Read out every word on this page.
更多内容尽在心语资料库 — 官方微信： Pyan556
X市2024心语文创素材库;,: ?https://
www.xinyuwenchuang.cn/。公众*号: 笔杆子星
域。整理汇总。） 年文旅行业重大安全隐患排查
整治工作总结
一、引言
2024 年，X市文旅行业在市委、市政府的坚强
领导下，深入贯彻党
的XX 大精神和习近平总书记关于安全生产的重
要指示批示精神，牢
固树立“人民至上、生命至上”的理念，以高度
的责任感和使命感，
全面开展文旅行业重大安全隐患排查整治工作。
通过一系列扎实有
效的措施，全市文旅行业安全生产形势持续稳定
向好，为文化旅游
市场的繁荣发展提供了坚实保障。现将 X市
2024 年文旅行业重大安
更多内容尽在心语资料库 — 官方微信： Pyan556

...

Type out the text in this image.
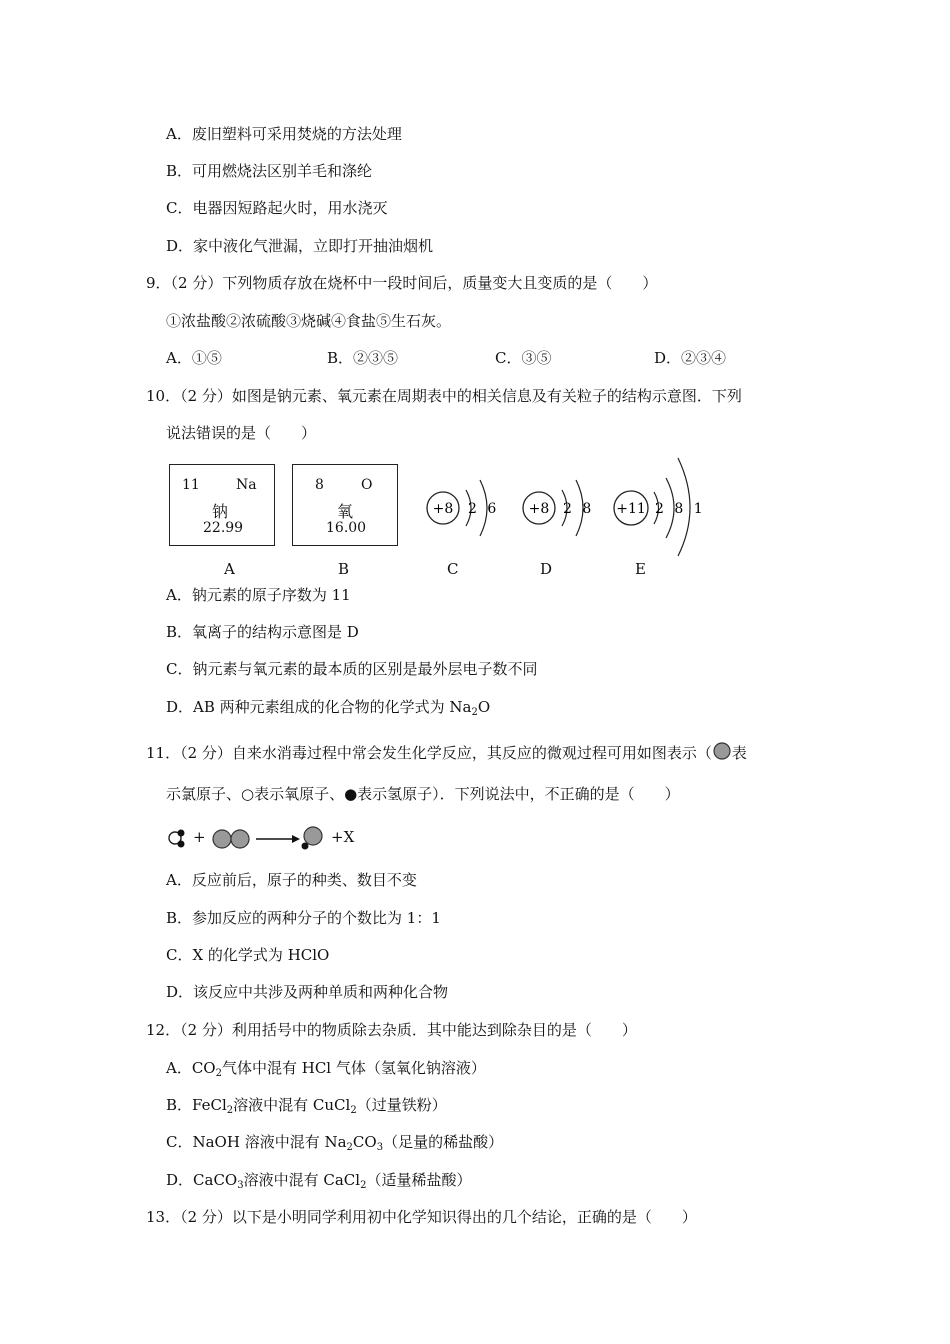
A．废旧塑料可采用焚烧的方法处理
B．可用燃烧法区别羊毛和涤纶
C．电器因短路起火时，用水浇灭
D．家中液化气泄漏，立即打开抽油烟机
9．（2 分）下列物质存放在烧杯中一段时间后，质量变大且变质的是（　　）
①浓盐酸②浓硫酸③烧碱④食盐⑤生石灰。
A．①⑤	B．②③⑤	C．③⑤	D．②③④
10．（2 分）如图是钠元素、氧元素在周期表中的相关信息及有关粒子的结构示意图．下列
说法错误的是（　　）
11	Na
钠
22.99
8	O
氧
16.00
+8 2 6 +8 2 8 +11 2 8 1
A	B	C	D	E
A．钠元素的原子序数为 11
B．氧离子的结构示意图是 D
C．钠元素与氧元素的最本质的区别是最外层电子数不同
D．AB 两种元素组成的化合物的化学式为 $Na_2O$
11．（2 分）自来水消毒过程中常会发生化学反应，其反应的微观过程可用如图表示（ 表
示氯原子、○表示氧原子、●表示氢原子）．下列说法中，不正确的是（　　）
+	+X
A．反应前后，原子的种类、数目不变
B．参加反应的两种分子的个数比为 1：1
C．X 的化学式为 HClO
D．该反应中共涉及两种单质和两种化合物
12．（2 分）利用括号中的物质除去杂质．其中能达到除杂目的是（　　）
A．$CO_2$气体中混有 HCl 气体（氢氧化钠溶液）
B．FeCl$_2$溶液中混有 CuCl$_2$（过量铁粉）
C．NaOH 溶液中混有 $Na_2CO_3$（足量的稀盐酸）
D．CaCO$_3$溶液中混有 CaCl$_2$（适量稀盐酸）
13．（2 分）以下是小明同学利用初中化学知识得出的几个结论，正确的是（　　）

- The problem
Scan the material and collect every line that contains "溶液中混有".

- Exercise result
B．FeCl$_2$溶液中混有 CuCl$_2$（过量铁粉）
C．NaOH 溶液中混有 $Na_2CO_3$（足量的稀盐酸）
D．CaCO$_3$溶液中混有 CaCl$_2$（适量稀盐酸）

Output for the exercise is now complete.